Given task | Find each line containing the string "Entretien" and return it.

----- Rows

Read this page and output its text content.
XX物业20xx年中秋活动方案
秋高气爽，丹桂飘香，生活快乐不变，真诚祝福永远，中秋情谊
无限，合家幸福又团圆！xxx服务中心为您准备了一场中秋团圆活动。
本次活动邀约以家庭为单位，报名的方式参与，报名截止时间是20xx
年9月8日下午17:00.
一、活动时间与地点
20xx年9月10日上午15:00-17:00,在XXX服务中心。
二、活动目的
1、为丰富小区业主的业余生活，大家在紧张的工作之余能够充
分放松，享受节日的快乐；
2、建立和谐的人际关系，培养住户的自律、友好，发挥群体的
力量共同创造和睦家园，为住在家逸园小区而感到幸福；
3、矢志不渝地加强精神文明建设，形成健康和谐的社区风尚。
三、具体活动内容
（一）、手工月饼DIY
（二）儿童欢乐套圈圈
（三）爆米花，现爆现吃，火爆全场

----------
----- Rows

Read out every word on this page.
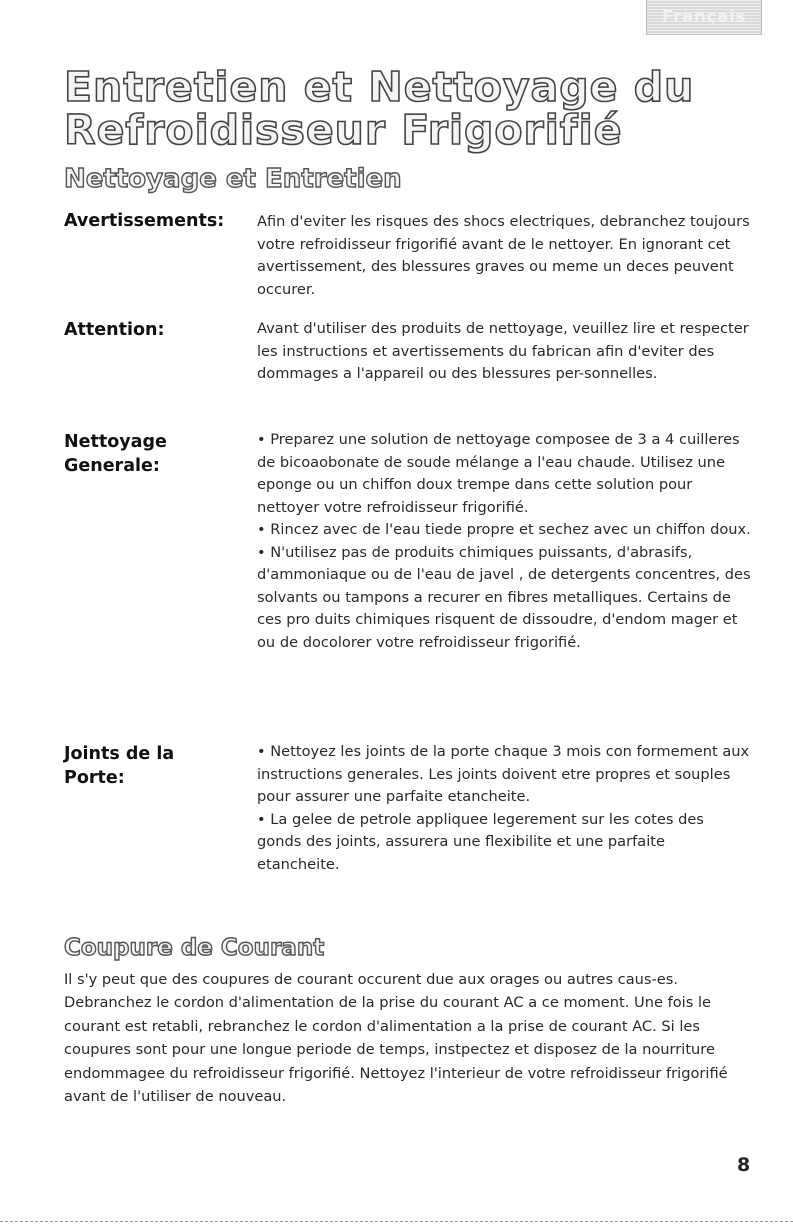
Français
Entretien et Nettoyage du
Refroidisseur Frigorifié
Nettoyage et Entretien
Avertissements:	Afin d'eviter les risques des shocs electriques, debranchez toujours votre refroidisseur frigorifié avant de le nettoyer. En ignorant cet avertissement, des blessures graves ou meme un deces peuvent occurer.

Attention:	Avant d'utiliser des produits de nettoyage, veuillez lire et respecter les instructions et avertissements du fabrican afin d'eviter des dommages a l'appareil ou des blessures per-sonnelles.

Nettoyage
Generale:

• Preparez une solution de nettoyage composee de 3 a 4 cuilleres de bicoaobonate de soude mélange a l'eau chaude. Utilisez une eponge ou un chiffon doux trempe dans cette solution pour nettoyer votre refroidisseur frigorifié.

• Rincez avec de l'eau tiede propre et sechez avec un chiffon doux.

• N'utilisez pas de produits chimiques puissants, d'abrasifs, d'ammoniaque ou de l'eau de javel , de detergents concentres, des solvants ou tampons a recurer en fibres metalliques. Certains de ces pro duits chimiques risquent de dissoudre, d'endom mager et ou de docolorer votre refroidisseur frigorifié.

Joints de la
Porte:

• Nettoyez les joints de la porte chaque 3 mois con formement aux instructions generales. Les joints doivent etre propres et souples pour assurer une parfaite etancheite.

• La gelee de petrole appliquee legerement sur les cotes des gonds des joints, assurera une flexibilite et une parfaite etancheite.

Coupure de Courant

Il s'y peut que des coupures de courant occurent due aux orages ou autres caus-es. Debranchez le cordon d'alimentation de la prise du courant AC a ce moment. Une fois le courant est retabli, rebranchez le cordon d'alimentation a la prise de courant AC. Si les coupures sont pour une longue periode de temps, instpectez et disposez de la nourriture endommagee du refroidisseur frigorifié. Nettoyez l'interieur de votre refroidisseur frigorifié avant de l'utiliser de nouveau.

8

----------

The completed task |
Entretien et Nettoyage du
Nettoyage et Entretien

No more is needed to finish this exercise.